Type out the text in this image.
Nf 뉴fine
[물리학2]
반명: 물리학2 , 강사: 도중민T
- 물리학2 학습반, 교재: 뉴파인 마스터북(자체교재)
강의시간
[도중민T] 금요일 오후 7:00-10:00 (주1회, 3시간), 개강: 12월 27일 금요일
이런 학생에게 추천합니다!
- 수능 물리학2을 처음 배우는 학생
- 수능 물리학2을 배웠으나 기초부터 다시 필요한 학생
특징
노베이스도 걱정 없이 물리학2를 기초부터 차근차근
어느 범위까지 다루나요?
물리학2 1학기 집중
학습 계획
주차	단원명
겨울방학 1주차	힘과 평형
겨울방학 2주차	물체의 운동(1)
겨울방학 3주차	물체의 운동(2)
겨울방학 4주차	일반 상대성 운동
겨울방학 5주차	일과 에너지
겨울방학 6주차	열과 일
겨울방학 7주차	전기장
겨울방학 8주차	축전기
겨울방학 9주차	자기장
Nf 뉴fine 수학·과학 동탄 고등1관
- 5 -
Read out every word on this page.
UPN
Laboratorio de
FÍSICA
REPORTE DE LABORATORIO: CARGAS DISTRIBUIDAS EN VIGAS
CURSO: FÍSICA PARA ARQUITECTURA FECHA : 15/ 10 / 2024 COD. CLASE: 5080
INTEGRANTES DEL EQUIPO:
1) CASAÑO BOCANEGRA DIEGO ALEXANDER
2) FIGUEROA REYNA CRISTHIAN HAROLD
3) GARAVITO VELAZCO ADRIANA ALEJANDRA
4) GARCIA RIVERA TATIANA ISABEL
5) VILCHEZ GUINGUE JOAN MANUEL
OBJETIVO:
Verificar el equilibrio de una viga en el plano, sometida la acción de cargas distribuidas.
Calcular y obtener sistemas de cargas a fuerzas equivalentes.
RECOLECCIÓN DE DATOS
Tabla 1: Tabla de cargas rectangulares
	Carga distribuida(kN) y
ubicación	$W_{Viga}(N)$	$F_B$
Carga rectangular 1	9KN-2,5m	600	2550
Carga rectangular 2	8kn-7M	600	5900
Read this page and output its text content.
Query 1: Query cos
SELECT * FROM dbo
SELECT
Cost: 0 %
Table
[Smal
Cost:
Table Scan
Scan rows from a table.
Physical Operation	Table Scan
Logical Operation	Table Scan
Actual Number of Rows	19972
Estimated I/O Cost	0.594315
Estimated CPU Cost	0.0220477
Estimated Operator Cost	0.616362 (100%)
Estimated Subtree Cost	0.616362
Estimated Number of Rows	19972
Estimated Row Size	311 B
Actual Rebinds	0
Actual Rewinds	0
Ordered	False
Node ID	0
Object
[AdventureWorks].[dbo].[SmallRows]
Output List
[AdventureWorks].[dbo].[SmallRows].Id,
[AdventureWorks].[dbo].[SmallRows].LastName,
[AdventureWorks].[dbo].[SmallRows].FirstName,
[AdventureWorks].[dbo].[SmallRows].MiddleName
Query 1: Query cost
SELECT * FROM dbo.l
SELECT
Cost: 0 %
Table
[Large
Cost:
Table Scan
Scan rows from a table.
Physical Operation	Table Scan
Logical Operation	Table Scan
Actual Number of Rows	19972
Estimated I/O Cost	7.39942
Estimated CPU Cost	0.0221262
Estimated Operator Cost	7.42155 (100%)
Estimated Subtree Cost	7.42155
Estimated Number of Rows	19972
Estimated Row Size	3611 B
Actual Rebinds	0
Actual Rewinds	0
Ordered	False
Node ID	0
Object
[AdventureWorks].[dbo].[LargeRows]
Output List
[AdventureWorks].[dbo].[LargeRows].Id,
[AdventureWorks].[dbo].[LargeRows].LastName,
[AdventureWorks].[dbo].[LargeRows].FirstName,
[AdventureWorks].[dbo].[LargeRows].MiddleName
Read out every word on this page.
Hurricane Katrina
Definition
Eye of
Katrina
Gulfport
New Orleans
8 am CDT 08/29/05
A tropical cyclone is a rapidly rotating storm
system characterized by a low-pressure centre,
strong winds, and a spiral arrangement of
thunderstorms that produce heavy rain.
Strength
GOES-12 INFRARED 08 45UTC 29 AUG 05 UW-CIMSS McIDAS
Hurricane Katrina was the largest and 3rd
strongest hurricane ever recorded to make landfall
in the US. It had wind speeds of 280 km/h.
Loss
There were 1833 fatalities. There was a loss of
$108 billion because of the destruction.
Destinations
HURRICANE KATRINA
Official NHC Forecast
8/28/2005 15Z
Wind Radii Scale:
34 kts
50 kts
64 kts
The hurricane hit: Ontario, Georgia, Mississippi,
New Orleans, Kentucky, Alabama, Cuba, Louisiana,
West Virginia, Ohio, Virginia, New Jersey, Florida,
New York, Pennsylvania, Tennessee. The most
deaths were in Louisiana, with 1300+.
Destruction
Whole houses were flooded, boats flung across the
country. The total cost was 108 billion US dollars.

GIVEN REQUEST: Tally the lines containing "AdventureWorks". Provide the number without any other words.

TASK OUTPUT: 10